• **What is required**: Read the material below. Count the lines containing "определения" and give that count alone.

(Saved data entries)
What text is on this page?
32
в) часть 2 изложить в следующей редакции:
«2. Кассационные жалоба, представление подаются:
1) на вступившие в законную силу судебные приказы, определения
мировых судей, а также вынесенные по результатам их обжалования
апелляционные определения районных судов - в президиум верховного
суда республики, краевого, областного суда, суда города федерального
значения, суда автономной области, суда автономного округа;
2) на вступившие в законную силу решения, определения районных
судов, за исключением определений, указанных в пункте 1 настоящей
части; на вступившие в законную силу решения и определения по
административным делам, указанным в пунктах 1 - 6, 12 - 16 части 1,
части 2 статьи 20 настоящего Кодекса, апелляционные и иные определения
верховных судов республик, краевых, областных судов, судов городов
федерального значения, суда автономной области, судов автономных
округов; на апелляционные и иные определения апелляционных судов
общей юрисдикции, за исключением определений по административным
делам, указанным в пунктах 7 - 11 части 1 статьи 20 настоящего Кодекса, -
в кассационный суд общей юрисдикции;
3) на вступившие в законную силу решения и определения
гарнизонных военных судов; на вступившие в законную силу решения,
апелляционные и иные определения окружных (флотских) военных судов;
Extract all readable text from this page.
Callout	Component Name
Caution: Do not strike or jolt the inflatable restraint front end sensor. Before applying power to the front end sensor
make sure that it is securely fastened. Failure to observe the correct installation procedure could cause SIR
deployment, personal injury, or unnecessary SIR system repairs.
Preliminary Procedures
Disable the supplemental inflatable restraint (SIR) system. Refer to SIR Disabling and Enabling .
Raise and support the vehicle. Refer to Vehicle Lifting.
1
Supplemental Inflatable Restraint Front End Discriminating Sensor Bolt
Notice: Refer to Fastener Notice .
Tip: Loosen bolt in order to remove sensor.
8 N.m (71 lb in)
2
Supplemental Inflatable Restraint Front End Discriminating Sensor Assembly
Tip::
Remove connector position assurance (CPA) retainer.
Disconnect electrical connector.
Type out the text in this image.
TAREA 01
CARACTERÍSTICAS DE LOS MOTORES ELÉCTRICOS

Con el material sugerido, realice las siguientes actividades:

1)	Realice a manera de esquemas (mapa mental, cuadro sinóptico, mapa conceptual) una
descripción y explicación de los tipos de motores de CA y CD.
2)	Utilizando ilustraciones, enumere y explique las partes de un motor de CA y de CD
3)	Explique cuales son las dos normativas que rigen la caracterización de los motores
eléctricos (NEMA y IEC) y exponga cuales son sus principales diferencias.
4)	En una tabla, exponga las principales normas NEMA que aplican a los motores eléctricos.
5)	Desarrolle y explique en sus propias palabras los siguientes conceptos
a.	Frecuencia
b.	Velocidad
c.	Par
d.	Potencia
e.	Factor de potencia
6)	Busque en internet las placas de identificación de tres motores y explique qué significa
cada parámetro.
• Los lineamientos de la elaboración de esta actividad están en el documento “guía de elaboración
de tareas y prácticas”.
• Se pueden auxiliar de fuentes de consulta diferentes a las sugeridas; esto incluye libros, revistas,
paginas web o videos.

• **Reply to the exercise**: 8